§ **SOURCE MATERIAL**

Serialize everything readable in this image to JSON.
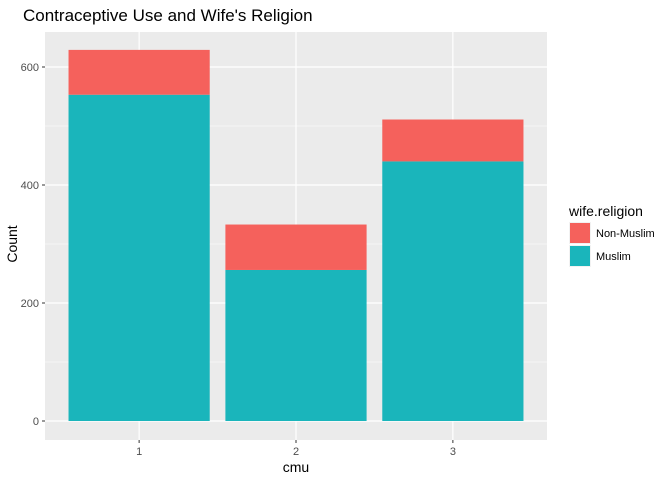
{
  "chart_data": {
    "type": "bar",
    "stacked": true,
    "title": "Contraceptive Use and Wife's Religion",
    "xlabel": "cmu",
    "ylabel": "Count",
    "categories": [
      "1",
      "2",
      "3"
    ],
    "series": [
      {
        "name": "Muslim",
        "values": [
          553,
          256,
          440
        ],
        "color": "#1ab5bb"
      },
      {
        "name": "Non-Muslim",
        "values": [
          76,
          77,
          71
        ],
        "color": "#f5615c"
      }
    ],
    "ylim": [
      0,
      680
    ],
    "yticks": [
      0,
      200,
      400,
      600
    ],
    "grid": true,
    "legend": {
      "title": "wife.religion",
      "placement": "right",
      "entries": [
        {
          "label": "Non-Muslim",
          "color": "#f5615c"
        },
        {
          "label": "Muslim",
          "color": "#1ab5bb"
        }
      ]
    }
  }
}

...

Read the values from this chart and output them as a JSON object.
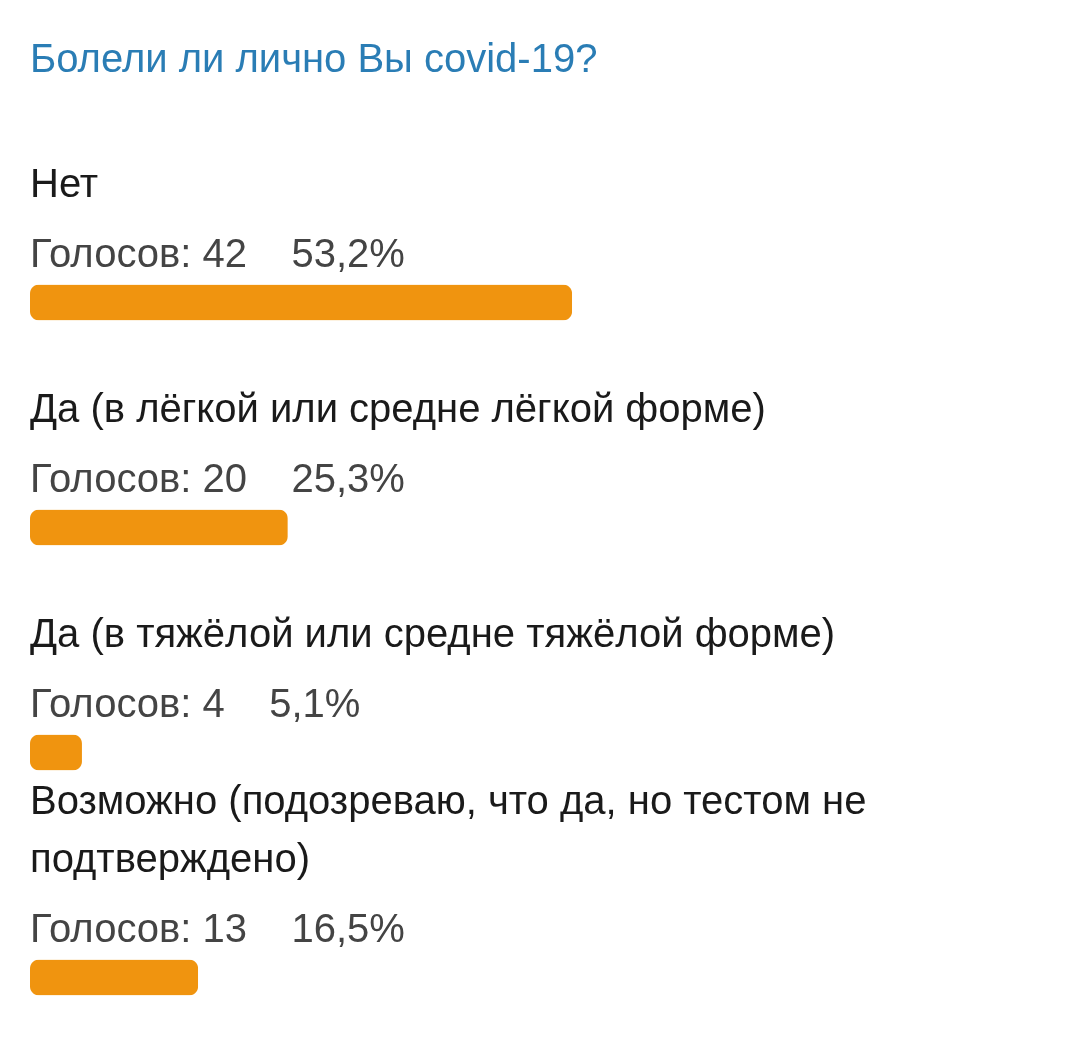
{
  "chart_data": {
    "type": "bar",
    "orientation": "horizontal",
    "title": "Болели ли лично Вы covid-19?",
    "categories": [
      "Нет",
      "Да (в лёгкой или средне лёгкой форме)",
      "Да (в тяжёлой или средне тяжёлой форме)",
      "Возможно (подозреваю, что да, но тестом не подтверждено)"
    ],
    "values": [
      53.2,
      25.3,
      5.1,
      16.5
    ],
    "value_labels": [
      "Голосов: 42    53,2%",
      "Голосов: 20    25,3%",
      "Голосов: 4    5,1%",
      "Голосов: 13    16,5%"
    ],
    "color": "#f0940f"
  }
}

§ **OBJECTIVE**
Show all lines from the records above where the word "JSON" occurs.

§ **RESULT OF THIS EXERCISE**
Serialize everything readable in this image to JSON.
Read the values from this chart and output them as a JSON object.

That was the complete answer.